# YOUR INSTRUCTIONS:
The records below must be duplicated exactly, character for character.

>> begin PROVIDED INFORMATION

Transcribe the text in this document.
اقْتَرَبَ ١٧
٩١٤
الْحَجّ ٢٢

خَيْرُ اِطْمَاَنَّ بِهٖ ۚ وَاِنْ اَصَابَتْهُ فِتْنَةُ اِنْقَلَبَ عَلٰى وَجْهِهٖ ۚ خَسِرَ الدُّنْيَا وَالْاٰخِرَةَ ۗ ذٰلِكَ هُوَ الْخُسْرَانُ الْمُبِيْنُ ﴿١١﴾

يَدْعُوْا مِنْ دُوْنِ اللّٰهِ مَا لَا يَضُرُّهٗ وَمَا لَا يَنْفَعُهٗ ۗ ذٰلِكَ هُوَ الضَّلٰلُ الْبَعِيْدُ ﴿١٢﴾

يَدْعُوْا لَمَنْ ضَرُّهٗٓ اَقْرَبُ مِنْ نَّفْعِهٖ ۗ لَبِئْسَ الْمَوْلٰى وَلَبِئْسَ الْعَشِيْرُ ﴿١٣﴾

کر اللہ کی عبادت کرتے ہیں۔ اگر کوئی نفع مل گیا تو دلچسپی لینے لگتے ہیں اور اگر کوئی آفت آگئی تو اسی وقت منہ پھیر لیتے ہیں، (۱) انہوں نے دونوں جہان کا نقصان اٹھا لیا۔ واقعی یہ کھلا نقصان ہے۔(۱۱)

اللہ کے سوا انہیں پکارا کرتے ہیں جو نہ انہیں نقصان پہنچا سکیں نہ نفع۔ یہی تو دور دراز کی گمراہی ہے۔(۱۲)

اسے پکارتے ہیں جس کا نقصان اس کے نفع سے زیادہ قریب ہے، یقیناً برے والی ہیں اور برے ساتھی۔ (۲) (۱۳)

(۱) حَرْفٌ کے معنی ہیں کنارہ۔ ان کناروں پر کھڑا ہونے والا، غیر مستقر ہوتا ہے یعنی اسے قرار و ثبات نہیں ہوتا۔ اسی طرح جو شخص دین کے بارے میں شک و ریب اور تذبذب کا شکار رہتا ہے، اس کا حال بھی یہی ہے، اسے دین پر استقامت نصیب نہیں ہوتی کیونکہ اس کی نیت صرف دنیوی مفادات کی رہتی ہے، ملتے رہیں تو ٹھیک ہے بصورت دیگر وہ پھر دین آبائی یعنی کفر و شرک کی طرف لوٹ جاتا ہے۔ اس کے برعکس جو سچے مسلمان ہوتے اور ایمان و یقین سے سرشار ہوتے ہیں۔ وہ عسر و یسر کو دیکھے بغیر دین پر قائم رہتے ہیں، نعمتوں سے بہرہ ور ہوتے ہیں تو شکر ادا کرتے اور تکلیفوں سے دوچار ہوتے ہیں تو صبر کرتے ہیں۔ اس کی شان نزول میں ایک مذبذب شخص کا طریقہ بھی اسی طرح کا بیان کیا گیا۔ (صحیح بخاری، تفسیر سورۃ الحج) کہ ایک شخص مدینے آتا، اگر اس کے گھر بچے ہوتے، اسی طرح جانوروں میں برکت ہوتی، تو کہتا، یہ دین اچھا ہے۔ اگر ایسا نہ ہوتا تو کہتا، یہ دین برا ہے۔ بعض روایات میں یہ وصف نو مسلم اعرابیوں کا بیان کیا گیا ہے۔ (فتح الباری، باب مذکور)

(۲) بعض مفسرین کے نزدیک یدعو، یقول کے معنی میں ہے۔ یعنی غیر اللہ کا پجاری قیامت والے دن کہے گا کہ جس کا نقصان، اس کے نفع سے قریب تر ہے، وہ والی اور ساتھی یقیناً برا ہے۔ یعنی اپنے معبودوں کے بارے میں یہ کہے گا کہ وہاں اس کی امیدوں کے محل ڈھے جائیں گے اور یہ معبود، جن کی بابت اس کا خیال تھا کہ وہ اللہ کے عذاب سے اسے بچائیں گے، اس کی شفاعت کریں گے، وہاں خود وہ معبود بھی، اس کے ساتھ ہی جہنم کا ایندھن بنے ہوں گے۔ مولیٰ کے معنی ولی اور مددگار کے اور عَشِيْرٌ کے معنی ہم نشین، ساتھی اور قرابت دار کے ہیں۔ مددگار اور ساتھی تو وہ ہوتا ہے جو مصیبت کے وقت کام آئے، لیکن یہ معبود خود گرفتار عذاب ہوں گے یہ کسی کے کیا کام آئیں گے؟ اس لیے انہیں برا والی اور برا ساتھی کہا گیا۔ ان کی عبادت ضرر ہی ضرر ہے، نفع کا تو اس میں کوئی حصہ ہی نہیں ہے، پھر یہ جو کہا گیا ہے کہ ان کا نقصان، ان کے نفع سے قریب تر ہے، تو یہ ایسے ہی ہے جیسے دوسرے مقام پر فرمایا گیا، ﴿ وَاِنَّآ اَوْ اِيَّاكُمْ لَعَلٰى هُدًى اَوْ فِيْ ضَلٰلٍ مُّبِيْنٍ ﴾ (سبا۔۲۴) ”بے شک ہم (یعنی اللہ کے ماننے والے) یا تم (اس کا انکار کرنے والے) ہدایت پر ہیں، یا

>> end PROVIDED INFORMATION

# WRITTEN ANSWER:
Transcribe the text in this document.
اقْتَرَبَ ١٧
٩١٤
الْحَجّ ٢٢

خَيْرُ اِطْمَاَنَّ بِهٖ ۚ وَاِنْ اَصَابَتْهُ فِتْنَةُ اِنْقَلَبَ عَلٰى وَجْهِهٖ ۚ خَسِرَ الدُّنْيَا وَالْاٰخِرَةَ ۗ ذٰلِكَ هُوَ الْخُسْرَانُ الْمُبِيْنُ ﴿١١﴾

يَدْعُوْا مِنْ دُوْنِ اللّٰهِ مَا لَا يَضُرُّهٗ وَمَا لَا يَنْفَعُهٗ ۗ ذٰلِكَ هُوَ الضَّلٰلُ الْبَعِيْدُ ﴿١٢﴾

يَدْعُوْا لَمَنْ ضَرُّهٗٓ اَقْرَبُ مِنْ نَّفْعِهٖ ۗ لَبِئْسَ الْمَوْلٰى وَلَبِئْسَ الْعَشِيْرُ ﴿١٣﴾

کر اللہ کی عبادت کرتے ہیں۔ اگر کوئی نفع مل گیا تو دلچسپی لینے لگتے ہیں اور اگر کوئی آفت آگئی تو اسی وقت منہ پھیر لیتے ہیں، (۱) انہوں نے دونوں جہان کا نقصان اٹھا لیا۔ واقعی یہ کھلا نقصان ہے۔(۱۱)

اللہ کے سوا انہیں پکارا کرتے ہیں جو نہ انہیں نقصان پہنچا سکیں نہ نفع۔ یہی تو دور دراز کی گمراہی ہے۔(۱۲)

اسے پکارتے ہیں جس کا نقصان اس کے نفع سے زیادہ قریب ہے، یقیناً برے والی ہیں اور برے ساتھی۔ (۲) (۱۳)

(۱) حَرْفٌ کے معنی ہیں کنارہ۔ ان کناروں پر کھڑا ہونے والا، غیر مستقر ہوتا ہے یعنی اسے قرار و ثبات نہیں ہوتا۔ اسی طرح جو شخص دین کے بارے میں شک و ریب اور تذبذب کا شکار رہتا ہے، اس کا حال بھی یہی ہے، اسے دین پر استقامت نصیب نہیں ہوتی کیونکہ اس کی نیت صرف دنیوی مفادات کی رہتی ہے، ملتے رہیں تو ٹھیک ہے بصورت دیگر وہ پھر دین آبائی یعنی کفر و شرک کی طرف لوٹ جاتا ہے۔ اس کے برعکس جو سچے مسلمان ہوتے اور ایمان و یقین سے سرشار ہوتے ہیں۔ وہ عسر و یسر کو دیکھے بغیر دین پر قائم رہتے ہیں، نعمتوں سے بہرہ ور ہوتے ہیں تو شکر ادا کرتے اور تکلیفوں سے دوچار ہوتے ہیں تو صبر کرتے ہیں۔ اس کی شان نزول میں ایک مذبذب شخص کا طریقہ بھی اسی طرح کا بیان کیا گیا۔ (صحیح بخاری، تفسیر سورۃ الحج) کہ ایک شخص مدینے آتا، اگر اس کے گھر بچے ہوتے، اسی طرح جانوروں میں برکت ہوتی، تو کہتا، یہ دین اچھا ہے۔ اگر ایسا نہ ہوتا تو کہتا، یہ دین برا ہے۔ بعض روایات میں یہ وصف نو مسلم اعرابیوں کا بیان کیا گیا ہے۔ (فتح الباری، باب مذکور)

(۲) بعض مفسرین کے نزدیک یدعو، یقول کے معنی میں ہے۔ یعنی غیر اللہ کا پجاری قیامت والے دن کہے گا کہ جس کا نقصان، اس کے نفع سے قریب تر ہے، وہ والی اور ساتھی یقیناً برا ہے۔ یعنی اپنے معبودوں کے بارے میں یہ کہے گا کہ وہاں اس کی امیدوں کے محل ڈھے جائیں گے اور یہ معبود، جن کی بابت اس کا خیال تھا کہ وہ اللہ کے عذاب سے اسے بچائیں گے، اس کی شفاعت کریں گے، وہاں خود وہ معبود بھی، اس کے ساتھ ہی جہنم کا ایندھن بنے ہوں گے۔ مولیٰ کے معنی ولی اور مددگار کے اور عَشِيْرٌ کے معنی ہم نشین، ساتھی اور قرابت دار کے ہیں۔ مددگار اور ساتھی تو وہ ہوتا ہے جو مصیبت کے وقت کام آئے، لیکن یہ معبود خود گرفتار عذاب ہوں گے یہ کسی کے کیا کام آئیں گے؟ اس لیے انہیں برا والی اور برا ساتھی کہا گیا۔ ان کی عبادت ضرر ہی ضرر ہے، نفع کا تو اس میں کوئی حصہ ہی نہیں ہے، پھر یہ جو کہا گیا ہے کہ ان کا نقصان، ان کے نفع سے قریب تر ہے، تو یہ ایسے ہی ہے جیسے دوسرے مقام پر فرمایا گیا، ﴿ وَاِنَّآ اَوْ اِيَّاكُمْ لَعَلٰى هُدًى اَوْ فِيْ ضَلٰلٍ مُّبِيْنٍ ﴾ (سبا۔۲۴) ”بے شک ہم (یعنی اللہ کے ماننے والے) یا تم (اس کا انکار کرنے والے) ہدایت پر ہیں، یا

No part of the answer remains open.